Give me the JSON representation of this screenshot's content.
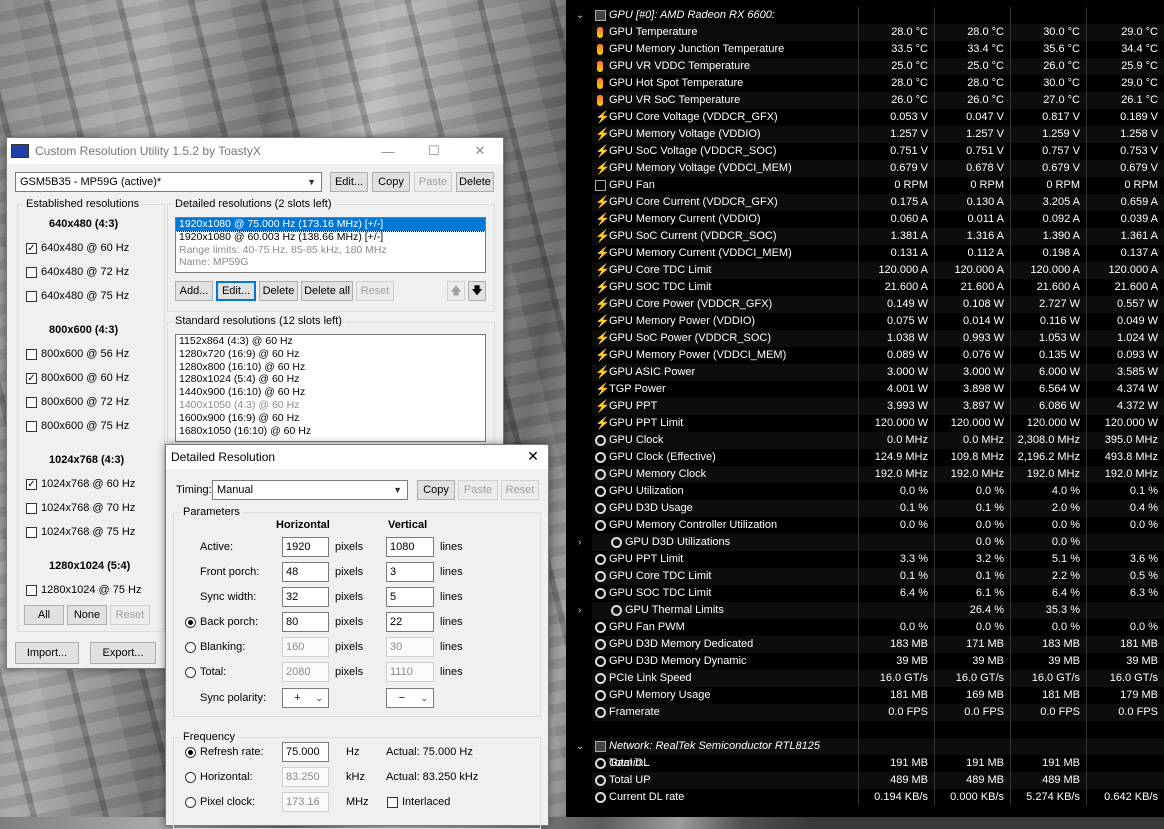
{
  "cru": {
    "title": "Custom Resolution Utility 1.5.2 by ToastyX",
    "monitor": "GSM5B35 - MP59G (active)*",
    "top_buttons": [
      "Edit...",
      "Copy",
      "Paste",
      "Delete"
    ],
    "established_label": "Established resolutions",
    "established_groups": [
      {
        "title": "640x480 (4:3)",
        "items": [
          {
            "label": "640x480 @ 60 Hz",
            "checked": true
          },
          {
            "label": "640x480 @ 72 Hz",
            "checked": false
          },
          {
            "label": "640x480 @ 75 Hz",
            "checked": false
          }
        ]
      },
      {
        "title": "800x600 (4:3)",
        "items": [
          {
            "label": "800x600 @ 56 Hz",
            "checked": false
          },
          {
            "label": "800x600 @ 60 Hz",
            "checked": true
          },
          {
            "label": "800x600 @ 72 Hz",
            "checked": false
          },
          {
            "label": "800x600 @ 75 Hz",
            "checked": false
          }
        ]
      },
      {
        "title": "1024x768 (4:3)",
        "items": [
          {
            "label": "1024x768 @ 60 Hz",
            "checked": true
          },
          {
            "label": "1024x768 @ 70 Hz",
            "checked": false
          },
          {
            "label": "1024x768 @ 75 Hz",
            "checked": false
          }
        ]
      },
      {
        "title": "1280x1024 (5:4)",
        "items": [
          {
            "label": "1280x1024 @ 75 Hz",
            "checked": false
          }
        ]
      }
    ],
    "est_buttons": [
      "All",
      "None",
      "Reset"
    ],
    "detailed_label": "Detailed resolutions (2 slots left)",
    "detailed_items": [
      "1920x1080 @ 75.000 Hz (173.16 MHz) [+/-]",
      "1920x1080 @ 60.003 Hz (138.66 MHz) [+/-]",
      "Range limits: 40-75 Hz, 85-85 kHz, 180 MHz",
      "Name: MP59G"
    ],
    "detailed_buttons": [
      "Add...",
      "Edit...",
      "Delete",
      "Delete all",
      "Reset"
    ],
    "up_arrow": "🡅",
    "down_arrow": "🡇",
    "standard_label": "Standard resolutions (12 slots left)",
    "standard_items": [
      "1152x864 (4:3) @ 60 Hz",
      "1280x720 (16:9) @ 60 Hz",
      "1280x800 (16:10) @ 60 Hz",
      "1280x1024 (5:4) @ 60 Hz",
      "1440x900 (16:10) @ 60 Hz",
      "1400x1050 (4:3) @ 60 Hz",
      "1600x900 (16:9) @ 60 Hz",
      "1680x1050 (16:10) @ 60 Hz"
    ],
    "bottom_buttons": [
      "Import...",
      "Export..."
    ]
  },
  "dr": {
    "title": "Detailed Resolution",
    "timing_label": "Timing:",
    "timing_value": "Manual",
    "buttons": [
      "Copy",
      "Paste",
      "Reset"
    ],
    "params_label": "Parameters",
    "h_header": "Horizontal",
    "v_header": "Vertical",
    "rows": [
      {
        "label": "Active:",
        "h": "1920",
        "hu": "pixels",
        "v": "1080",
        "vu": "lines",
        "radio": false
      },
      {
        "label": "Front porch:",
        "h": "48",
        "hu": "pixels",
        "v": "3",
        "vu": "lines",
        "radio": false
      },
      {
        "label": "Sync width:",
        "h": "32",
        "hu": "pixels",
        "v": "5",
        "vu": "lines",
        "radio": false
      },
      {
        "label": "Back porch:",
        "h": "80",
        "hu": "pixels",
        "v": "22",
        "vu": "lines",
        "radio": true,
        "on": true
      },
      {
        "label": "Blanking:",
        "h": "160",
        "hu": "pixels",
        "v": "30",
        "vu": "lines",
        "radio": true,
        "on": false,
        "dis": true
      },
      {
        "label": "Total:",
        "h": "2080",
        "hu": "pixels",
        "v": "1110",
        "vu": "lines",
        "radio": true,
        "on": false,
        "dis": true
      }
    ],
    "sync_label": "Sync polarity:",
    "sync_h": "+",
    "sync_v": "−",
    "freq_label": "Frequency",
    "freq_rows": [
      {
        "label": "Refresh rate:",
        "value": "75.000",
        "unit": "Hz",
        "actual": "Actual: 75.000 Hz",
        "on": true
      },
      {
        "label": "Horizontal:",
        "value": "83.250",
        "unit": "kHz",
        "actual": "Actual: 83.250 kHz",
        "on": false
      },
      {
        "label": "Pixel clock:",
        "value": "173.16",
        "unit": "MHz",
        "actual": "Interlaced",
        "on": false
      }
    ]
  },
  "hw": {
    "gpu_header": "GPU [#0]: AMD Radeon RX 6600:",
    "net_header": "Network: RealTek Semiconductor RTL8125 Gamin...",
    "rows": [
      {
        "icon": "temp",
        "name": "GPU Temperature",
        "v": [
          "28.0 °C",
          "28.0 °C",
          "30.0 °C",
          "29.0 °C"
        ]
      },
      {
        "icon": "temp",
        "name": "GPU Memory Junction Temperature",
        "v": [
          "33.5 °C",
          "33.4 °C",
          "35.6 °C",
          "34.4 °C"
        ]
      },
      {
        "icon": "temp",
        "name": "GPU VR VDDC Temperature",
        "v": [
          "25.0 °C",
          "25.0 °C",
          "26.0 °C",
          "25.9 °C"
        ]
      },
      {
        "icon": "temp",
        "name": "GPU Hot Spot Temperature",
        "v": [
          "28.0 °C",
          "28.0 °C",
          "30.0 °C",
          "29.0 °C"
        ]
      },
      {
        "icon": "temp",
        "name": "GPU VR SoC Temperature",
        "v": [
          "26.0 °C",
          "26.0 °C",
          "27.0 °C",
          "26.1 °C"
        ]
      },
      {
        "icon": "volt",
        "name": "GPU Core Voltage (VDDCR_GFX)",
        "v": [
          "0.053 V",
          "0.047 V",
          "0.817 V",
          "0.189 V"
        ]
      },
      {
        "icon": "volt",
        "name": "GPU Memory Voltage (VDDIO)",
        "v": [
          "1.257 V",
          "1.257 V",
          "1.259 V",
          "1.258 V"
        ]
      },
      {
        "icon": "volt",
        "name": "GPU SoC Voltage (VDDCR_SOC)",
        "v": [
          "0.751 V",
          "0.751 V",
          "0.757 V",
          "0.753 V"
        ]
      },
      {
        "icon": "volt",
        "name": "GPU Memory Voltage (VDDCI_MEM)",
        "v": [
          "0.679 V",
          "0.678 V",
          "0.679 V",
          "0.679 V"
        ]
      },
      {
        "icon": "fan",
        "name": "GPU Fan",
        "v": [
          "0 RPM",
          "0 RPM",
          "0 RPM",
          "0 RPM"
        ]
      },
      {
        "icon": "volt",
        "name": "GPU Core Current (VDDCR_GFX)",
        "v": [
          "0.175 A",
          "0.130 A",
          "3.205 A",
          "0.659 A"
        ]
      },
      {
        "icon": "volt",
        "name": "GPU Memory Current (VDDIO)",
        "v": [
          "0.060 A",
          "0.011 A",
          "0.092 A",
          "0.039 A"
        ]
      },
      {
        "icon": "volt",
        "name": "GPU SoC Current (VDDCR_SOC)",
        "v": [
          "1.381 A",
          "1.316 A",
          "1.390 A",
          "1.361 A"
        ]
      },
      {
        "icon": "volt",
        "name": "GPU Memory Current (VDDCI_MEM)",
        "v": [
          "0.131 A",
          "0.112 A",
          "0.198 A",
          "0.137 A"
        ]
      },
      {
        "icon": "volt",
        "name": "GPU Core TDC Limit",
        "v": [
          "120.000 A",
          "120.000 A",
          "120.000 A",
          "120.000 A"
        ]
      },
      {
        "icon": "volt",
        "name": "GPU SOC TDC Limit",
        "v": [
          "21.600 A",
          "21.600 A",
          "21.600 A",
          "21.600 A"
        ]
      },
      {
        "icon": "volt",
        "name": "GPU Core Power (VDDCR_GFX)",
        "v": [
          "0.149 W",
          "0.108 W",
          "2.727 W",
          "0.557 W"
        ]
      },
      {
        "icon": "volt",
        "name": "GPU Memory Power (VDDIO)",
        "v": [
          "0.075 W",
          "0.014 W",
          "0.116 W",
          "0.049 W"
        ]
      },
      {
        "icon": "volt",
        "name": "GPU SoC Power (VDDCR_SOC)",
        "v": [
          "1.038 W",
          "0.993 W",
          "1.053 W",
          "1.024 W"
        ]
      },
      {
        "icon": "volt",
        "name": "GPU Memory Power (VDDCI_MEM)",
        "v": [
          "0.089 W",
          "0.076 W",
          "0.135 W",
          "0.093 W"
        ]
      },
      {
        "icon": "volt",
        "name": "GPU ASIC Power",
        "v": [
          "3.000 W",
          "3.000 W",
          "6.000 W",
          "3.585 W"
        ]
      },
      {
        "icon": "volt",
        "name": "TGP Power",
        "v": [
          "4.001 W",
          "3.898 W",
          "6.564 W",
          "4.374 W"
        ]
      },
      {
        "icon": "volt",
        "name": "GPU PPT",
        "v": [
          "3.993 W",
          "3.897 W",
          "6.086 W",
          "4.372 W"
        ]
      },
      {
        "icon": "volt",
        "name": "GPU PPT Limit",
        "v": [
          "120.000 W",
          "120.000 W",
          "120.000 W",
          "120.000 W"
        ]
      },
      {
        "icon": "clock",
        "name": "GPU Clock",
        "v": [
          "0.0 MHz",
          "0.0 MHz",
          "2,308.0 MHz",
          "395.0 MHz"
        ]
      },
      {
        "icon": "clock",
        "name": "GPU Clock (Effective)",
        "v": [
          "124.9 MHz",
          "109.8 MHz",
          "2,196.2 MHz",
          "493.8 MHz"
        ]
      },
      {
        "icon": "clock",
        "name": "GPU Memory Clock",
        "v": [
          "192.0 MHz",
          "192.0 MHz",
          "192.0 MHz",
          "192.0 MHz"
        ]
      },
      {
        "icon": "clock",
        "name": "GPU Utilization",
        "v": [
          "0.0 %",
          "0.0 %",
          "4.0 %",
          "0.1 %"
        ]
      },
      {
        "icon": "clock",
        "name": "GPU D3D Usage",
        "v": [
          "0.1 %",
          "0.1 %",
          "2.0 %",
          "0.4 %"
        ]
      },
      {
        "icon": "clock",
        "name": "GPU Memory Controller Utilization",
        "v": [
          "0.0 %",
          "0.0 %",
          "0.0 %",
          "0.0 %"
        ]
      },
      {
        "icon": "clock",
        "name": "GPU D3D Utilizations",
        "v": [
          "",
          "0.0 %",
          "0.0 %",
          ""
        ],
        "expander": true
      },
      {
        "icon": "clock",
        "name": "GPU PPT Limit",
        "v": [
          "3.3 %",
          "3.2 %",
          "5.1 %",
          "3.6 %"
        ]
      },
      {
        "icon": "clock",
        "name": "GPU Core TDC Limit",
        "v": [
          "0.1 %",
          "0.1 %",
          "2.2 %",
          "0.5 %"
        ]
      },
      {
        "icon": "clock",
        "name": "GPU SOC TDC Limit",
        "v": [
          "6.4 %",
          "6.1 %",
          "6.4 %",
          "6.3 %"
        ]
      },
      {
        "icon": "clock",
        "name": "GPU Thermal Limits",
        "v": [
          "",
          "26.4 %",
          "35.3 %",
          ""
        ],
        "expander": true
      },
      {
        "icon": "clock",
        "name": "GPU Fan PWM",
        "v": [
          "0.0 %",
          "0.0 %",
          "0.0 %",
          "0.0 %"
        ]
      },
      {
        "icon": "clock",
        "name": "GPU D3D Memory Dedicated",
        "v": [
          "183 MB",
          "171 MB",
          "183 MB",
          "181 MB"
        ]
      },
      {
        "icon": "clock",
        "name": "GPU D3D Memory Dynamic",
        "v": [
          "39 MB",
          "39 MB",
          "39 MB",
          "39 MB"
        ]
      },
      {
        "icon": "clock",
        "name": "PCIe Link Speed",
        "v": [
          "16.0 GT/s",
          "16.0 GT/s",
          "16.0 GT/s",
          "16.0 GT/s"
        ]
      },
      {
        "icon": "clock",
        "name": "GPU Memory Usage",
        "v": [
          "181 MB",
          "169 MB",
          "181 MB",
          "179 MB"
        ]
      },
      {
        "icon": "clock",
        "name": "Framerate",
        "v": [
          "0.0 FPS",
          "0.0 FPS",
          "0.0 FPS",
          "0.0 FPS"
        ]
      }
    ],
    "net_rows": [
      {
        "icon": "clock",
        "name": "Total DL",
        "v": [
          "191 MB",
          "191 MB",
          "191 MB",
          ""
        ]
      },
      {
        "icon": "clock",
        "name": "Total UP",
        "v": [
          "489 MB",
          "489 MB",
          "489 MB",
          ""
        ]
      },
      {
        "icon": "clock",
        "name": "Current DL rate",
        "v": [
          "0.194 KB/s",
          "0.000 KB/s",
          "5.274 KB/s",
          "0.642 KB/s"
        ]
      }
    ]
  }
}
-------------------------
**Your objective:**
From the listing, copy every line where the string "Horizontal" appears.

**Output below:**
    "h_header": "Horizontal",
        "label": "Horizontal:",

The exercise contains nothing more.